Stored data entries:
────
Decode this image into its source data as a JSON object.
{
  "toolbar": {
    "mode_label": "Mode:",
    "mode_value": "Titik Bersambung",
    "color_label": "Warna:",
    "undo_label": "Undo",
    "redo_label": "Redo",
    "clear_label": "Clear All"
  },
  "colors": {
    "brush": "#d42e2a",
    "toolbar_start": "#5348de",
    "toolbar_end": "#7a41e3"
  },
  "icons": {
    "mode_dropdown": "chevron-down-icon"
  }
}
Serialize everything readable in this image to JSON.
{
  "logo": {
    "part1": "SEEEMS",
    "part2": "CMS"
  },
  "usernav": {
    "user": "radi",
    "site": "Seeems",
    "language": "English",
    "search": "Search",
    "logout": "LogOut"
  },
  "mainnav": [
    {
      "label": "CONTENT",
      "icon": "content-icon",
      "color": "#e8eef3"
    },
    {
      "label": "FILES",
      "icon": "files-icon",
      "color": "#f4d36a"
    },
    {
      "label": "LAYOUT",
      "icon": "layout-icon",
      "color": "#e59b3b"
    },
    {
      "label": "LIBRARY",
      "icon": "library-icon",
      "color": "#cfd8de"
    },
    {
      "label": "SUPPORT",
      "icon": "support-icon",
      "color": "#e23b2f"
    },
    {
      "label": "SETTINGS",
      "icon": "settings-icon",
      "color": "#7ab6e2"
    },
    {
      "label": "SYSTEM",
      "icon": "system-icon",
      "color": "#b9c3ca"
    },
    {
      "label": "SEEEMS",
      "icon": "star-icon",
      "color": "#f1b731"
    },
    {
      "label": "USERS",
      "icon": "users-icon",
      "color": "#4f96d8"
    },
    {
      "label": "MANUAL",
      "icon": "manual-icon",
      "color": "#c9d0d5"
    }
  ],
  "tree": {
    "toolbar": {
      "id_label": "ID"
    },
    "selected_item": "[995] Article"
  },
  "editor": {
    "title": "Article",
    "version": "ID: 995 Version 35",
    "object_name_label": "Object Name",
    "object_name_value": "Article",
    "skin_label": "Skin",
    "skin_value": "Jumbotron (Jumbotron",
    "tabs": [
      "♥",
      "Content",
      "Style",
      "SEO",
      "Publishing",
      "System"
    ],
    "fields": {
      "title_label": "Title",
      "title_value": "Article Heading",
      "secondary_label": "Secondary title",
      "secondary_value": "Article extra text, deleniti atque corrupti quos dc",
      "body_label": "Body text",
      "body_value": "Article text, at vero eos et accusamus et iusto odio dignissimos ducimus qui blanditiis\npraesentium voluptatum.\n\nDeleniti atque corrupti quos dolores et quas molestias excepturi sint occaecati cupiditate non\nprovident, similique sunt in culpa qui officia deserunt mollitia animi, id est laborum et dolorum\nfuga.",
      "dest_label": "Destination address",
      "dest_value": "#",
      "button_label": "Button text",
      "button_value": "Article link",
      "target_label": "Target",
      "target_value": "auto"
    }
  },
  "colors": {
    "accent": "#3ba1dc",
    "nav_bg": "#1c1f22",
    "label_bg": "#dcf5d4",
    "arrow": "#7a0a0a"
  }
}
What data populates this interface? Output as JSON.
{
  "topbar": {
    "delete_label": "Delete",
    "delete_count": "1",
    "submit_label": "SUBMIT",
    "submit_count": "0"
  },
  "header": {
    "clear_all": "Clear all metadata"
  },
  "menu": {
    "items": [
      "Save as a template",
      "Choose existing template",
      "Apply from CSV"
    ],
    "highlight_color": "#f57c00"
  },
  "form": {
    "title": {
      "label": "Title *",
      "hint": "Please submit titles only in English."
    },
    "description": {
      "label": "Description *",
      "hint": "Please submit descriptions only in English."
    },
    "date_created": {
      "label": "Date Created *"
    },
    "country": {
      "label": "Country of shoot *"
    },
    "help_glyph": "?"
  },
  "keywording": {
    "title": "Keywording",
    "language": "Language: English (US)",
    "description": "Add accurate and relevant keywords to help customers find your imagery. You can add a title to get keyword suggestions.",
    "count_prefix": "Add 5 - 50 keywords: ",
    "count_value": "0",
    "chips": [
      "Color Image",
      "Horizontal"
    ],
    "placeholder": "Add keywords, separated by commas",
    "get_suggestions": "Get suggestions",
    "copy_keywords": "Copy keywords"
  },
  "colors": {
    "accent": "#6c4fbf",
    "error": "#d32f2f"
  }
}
────
Instructions for the task: Pick out the lines that have the word "Article". Copy them all.

Task response:
    "selected_item": "[995] Article"
    "title": "Article",
    "object_name_value": "Article",
      "title_value": "Article Heading",
      "secondary_value": "Article extra text, deleniti atque corrupti quos dc",
      "body_value": "Article text, at vero eos et accusamus et iusto odio dignissimos ducimus qui blanditiis\npraesentium voluptatum.\n\nDeleniti atque corrupti quos dolores et quas molestias excepturi sint occaecati cupiditate non\nprovident, similique sunt in culpa qui officia deserunt mollitia animi, id est laborum et dolorum\nfuga.",
      "button_value": "Article link",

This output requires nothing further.